Format the lines from the start through the line containing "- red-x-icon: [535, 947, 557, 969]" as a Markdown table with the columns Row and Line, skipping any blank lines.

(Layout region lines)
◇ ◇ ◇ ◇ ◇ ◇ ◇
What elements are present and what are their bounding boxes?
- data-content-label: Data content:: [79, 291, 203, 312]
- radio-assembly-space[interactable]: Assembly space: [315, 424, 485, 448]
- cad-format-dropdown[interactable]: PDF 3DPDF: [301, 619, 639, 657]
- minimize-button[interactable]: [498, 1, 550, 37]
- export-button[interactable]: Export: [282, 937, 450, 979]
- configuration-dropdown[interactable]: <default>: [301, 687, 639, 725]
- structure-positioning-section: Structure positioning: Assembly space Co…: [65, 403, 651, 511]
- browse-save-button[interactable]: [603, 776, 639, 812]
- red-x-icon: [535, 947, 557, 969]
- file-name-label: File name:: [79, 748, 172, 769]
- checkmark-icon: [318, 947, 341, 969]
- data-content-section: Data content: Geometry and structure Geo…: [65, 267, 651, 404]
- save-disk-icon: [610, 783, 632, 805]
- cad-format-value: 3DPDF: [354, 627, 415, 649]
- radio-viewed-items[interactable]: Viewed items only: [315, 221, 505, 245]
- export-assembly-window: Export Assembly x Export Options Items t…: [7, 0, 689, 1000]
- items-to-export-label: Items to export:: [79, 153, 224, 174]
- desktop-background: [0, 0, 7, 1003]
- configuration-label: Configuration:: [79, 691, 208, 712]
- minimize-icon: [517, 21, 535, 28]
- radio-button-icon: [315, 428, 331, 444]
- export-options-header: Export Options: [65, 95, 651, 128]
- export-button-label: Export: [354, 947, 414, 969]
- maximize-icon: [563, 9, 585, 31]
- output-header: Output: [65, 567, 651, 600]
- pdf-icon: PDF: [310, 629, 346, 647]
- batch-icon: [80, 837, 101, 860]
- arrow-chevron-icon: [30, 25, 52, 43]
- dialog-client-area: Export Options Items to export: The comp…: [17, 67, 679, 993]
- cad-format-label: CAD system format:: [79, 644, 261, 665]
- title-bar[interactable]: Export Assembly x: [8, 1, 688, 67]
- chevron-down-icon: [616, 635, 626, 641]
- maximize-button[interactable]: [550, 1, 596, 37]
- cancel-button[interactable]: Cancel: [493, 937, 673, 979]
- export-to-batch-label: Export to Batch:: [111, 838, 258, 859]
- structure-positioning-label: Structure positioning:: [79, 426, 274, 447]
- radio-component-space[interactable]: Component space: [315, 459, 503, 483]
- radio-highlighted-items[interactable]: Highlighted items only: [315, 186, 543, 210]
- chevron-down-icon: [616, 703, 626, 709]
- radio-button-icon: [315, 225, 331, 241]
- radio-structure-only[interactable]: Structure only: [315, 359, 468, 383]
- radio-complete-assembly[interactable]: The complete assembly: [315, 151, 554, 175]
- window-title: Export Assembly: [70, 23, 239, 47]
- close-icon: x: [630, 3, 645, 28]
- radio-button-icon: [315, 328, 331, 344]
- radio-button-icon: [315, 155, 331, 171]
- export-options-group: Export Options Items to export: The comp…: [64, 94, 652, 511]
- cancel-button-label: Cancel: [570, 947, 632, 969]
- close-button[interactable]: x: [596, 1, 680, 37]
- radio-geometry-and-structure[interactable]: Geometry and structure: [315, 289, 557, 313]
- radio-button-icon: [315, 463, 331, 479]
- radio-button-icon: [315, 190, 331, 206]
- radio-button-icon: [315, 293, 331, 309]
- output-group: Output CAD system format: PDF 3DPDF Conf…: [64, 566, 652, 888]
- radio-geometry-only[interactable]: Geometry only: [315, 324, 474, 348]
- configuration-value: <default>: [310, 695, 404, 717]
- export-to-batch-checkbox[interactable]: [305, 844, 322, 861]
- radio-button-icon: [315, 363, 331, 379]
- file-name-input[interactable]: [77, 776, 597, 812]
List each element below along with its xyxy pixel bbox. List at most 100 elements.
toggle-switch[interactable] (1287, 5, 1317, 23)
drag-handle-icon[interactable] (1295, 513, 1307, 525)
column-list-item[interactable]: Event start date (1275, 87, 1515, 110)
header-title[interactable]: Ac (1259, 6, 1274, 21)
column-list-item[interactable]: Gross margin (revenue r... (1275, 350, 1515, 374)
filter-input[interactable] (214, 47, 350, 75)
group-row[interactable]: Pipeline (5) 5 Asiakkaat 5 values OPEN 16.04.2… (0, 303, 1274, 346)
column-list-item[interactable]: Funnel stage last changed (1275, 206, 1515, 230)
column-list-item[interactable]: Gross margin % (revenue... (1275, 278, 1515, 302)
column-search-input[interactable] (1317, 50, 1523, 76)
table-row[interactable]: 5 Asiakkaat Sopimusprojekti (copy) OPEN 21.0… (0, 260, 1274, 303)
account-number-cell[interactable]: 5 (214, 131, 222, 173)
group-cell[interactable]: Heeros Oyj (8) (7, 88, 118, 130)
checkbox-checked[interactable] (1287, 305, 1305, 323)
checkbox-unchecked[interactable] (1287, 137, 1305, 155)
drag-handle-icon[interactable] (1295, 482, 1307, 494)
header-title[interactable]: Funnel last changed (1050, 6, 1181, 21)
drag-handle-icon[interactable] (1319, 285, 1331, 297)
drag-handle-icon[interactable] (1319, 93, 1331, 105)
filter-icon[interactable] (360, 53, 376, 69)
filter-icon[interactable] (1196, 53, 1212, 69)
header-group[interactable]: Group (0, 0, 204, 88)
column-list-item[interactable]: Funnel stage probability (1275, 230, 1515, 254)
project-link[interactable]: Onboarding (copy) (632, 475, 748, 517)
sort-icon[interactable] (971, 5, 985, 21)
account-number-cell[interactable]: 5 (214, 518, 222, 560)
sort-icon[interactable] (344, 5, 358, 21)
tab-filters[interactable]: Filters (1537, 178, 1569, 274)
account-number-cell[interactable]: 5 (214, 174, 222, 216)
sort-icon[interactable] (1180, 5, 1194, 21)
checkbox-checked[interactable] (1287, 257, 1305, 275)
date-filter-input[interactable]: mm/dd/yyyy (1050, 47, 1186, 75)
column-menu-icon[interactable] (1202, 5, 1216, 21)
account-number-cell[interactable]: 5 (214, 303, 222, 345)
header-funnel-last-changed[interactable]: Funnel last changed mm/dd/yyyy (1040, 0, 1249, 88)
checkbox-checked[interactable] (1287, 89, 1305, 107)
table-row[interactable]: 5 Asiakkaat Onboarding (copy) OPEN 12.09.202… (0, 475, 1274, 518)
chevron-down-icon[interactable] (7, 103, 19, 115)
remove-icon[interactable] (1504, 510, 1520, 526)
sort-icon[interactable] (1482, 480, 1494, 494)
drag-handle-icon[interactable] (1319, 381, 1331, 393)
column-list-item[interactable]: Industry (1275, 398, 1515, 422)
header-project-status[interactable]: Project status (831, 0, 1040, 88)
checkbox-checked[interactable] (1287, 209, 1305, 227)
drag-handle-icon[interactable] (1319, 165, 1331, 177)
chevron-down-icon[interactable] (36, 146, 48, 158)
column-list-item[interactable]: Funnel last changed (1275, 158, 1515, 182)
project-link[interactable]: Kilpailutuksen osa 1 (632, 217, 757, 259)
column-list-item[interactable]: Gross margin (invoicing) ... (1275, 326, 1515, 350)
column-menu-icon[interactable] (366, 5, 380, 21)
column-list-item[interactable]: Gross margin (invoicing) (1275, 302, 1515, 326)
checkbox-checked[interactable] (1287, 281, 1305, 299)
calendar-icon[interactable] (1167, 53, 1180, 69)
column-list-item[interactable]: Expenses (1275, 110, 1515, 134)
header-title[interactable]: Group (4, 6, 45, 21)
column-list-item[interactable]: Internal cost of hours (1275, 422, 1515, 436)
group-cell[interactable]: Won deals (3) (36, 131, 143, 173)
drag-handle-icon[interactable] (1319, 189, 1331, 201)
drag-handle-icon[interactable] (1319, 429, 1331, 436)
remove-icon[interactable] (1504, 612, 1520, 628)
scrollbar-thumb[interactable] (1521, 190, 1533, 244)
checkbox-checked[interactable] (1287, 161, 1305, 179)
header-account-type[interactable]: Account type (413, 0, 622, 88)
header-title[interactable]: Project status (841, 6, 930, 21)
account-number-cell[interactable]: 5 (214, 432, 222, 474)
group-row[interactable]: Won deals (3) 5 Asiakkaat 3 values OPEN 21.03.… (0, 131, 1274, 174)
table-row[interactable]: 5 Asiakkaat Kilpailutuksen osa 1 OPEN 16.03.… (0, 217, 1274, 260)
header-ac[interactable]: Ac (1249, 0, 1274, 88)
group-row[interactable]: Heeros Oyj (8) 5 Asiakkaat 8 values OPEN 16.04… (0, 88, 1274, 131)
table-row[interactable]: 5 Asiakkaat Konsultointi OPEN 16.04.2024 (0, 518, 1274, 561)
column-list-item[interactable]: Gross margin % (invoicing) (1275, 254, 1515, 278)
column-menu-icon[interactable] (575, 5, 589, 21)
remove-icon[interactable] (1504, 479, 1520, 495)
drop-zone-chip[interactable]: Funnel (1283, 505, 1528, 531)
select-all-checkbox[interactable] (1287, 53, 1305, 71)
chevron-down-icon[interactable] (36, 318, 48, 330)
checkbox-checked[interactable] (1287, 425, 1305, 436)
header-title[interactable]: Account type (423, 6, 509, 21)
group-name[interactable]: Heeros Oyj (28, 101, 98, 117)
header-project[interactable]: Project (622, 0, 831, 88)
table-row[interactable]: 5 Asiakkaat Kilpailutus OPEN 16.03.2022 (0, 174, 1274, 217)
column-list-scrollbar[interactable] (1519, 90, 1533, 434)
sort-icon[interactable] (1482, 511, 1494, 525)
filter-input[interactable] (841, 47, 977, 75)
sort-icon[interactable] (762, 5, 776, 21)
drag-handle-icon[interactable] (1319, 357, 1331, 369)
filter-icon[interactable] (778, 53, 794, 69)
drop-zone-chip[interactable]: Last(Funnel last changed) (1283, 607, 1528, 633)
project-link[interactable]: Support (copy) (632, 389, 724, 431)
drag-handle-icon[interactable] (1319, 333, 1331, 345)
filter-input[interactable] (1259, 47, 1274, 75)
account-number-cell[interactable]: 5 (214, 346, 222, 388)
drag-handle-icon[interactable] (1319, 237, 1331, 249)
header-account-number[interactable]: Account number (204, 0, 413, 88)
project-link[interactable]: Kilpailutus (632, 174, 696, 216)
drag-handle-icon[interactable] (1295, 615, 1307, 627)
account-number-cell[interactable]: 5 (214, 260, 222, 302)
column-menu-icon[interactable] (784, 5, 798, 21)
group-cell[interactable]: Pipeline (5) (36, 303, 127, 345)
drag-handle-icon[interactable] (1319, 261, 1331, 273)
◇ ◇ ◇ ◇ ◇ ◇ ◇
Exercise response:
| Row | Line |
|---|---|
| 1 | What elements are present and what are their bounding boxes? |
| 2 | - data-content-label: Data content:: [79, 291, 203, 312] |
| 3 | - radio-assembly-space[interactable]: Assembly space: [315, 424, 485, 448] |
| 4 | - cad-format-dropdown[interactable]: PDF 3DPDF: [301, 619, 639, 657] |
| 5 | - minimize-button[interactable]: [498, 1, 550, 37] |
| 6 | - export-button[interactable]: Export: [282, 937, 450, 979] |
| 7 | - configuration-dropdown[interactable]: <default>: [301, 687, 639, 725] |
| 8 | - structure-positioning-section: Structure positioning: Assembly space Co…: [65, 403, 651, 511] |
| 9 | - browse-save-button[interactable]: [603, 776, 639, 812] |
| 10 | - red-x-icon: [535, 947, 557, 969] |